● WHAT YOU ARE ASKED TO DO
Render every line of the entries below as a Markdown table with the columns "No." and "Line", numbering the rows in order and omitting blank lines.

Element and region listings

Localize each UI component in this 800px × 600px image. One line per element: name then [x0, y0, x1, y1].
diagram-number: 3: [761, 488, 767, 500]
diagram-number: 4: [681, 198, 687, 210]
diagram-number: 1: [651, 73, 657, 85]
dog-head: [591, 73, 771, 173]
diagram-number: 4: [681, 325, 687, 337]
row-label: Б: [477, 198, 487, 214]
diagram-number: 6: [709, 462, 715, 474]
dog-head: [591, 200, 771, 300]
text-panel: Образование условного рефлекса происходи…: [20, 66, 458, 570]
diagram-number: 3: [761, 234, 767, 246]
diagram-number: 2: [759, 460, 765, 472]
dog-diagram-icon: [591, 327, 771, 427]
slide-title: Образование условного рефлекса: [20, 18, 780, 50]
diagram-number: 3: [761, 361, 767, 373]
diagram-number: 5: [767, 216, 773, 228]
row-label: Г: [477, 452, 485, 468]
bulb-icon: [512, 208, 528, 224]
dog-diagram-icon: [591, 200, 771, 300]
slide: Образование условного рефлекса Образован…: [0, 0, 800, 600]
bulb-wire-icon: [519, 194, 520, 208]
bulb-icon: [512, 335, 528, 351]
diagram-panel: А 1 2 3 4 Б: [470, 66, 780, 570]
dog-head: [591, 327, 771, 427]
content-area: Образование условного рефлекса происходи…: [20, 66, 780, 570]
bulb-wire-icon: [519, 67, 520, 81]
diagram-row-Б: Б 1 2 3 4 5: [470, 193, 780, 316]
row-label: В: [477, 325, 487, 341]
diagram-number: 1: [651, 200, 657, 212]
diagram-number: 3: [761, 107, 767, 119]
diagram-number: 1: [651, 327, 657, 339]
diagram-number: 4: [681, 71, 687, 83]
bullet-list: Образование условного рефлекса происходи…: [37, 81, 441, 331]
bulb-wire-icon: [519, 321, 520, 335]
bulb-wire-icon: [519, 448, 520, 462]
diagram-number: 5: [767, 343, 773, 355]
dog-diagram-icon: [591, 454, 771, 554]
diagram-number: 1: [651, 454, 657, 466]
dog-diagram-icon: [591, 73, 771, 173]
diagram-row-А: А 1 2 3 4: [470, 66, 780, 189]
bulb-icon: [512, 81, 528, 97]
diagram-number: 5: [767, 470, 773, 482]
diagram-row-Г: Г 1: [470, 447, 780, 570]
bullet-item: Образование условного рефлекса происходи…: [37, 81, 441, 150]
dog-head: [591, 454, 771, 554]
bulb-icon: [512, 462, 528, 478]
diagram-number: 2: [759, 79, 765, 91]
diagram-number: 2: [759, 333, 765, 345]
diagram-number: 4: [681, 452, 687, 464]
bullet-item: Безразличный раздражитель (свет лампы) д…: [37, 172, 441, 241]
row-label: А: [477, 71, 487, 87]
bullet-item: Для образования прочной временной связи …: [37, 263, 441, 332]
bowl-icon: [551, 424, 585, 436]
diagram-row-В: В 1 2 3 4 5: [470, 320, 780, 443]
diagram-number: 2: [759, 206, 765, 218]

● CORRECT RESPONSE
| No. | Line |
|---|---|
| 1 | Localize each UI component in this 800px × 600px image. One line per element: name then [x0, y0, x1, y1]. |
| 2 | diagram-number: 3: [761, 488, 767, 500] |
| 3 | diagram-number: 4: [681, 198, 687, 210] |
| 4 | diagram-number: 1: [651, 73, 657, 85] |
| 5 | dog-head: [591, 73, 771, 173] |
| 6 | diagram-number: 4: [681, 325, 687, 337] |
| 7 | row-label: Б: [477, 198, 487, 214] |
| 8 | diagram-number: 6: [709, 462, 715, 474] |
| 9 | dog-head: [591, 200, 771, 300] |
| 10 | text-panel: Образование условного рефлекса происходи…: [20, 66, 458, 570] |
| 11 | diagram-number: 3: [761, 234, 767, 246] |
| 12 | diagram-number: 2: [759, 460, 765, 472] |
| 13 | dog-diagram-icon: [591, 327, 771, 427] |
| 14 | slide-title: Образование условного рефлекса: [20, 18, 780, 50] |
| 15 | diagram-number: 3: [761, 361, 767, 373] |
| 16 | diagram-number: 5: [767, 216, 773, 228] |
| 17 | row-label: Г: [477, 452, 485, 468] |
| 18 | bulb-icon: [512, 208, 528, 224] |
| 19 | dog-diagram-icon: [591, 200, 771, 300] |
| 20 | slide: Образование условного рефлекса Образован…: [0, 0, 800, 600] |
| 21 | bulb-wire-icon: [519, 194, 520, 208] |
| 22 | bulb-icon: [512, 335, 528, 351] |
| 23 | diagram-panel: А 1 2 3 4 Б: [470, 66, 780, 570] |
| 24 | dog-head: [591, 327, 771, 427] |
| 25 | content-area: Образование условного рефлекса происходи…: [20, 66, 780, 570] |
| 26 | bulb-wire-icon: [519, 67, 520, 81] |
| 27 | diagram-row-Б: Б 1 2 3 4 5: [470, 193, 780, 316] |
| 28 | row-label: В: [477, 325, 487, 341] |
| 29 | diagram-number: 1: [651, 200, 657, 212] |
| 30 | diagram-number: 3: [761, 107, 767, 119] |
| 31 | diagram-number: 1: [651, 327, 657, 339] |
| 32 | diagram-number: 4: [681, 71, 687, 83] |
| 33 | bullet-list: Образование условного рефлекса происходи…: [37, 81, 441, 331] |
| 34 | bulb-wire-icon: [519, 321, 520, 335] |
| 35 | bulb-wire-icon: [519, 448, 520, 462] |
| 36 | diagram-number: 5: [767, 343, 773, 355] |
| 37 | dog-diagram-icon: [591, 454, 771, 554] |
| 38 | diagram-number: 1: [651, 454, 657, 466] |
| 39 | dog-diagram-icon: [591, 73, 771, 173] |
| 40 | diagram-row-А: А 1 2 3 4: [470, 66, 780, 189] |
| 41 | bulb-icon: [512, 81, 528, 97] |
| 42 | diagram-number: 5: [767, 470, 773, 482] |
| 43 | diagram-row-Г: Г 1: [470, 447, 780, 570] |
| 44 | bullet-item: Образование условного рефлекса происходи…: [37, 81, 441, 150] |
| 45 | dog-head: [591, 454, 771, 554] |
| 46 | bulb-icon: [512, 462, 528, 478] |
| 47 | diagram-number: 2: [759, 79, 765, 91] |
| 48 | diagram-number: 2: [759, 333, 765, 345] |
| 49 | diagram-number: 4: [681, 452, 687, 464] |
| 50 | bullet-item: Безразличный раздражитель (свет лампы) д…: [37, 172, 441, 241] |
| 51 | row-label: А: [477, 71, 487, 87] |
| 52 | bullet-item: Для образования прочной временной связи …: [37, 263, 441, 332] |
| 53 | bowl-icon: [551, 424, 585, 436] |
| 54 | diagram-row-В: В 1 2 3 4 5: [470, 320, 780, 443] |
| 55 | diagram-number: 2: [759, 206, 765, 218] |